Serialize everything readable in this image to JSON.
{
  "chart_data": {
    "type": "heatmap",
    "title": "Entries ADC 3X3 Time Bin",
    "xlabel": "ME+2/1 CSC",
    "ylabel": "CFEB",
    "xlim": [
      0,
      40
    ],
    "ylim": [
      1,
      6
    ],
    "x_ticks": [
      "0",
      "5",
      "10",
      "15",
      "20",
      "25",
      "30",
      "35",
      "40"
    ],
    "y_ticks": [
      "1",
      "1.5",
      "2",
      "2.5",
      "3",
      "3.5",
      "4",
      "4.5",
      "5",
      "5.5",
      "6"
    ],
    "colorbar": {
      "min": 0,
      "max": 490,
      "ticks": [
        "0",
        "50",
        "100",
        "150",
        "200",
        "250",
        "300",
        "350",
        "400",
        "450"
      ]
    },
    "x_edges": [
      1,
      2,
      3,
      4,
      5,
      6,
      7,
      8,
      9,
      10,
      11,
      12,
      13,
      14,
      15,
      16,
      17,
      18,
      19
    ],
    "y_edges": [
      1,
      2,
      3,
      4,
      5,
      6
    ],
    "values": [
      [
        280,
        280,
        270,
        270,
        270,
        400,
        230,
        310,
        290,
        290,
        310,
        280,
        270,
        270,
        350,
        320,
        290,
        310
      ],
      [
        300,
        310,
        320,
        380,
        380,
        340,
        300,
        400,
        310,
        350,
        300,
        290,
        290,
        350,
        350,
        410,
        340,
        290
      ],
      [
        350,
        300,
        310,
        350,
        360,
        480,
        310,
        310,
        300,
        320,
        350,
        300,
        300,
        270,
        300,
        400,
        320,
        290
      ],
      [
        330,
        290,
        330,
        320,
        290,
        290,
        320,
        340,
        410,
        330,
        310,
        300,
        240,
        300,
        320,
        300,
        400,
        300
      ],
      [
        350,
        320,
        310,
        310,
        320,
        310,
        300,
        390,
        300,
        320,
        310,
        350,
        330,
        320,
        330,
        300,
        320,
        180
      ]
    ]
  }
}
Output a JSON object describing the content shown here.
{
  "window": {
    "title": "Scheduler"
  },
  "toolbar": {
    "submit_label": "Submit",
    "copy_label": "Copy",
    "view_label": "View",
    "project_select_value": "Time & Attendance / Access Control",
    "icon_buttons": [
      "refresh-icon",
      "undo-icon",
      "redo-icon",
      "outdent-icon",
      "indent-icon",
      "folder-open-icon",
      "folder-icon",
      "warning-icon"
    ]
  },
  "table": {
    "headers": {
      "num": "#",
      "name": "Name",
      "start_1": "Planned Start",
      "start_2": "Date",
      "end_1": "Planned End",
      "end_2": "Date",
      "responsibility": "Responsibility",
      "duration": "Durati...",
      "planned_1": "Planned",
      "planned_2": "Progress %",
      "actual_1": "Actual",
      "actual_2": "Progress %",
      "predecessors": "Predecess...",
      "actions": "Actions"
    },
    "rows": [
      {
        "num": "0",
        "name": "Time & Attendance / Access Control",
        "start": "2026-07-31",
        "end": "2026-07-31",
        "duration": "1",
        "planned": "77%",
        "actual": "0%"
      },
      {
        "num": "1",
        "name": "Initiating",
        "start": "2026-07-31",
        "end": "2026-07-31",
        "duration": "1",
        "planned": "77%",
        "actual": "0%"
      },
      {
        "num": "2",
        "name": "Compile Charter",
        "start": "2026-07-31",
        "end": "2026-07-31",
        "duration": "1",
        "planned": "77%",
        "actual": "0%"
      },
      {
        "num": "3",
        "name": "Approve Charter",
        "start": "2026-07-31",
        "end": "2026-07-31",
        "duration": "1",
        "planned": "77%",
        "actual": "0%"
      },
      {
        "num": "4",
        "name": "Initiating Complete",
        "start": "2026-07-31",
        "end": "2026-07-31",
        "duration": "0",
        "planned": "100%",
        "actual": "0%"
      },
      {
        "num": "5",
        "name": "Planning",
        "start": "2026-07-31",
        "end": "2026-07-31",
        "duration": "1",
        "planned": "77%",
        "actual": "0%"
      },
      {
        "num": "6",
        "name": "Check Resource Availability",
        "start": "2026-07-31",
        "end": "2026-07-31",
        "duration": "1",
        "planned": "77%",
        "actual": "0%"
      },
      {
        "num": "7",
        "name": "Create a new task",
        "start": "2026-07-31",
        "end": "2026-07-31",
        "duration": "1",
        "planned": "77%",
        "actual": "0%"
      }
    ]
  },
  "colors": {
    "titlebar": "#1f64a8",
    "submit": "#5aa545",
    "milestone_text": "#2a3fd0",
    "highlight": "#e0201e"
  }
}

---*---

**Aim of the exercise:**
Check each line of the records for "Initiating" and copy the ones that contain it.

**Result below:**
        "name": "Initiating",
        "name": "Initiating Complete",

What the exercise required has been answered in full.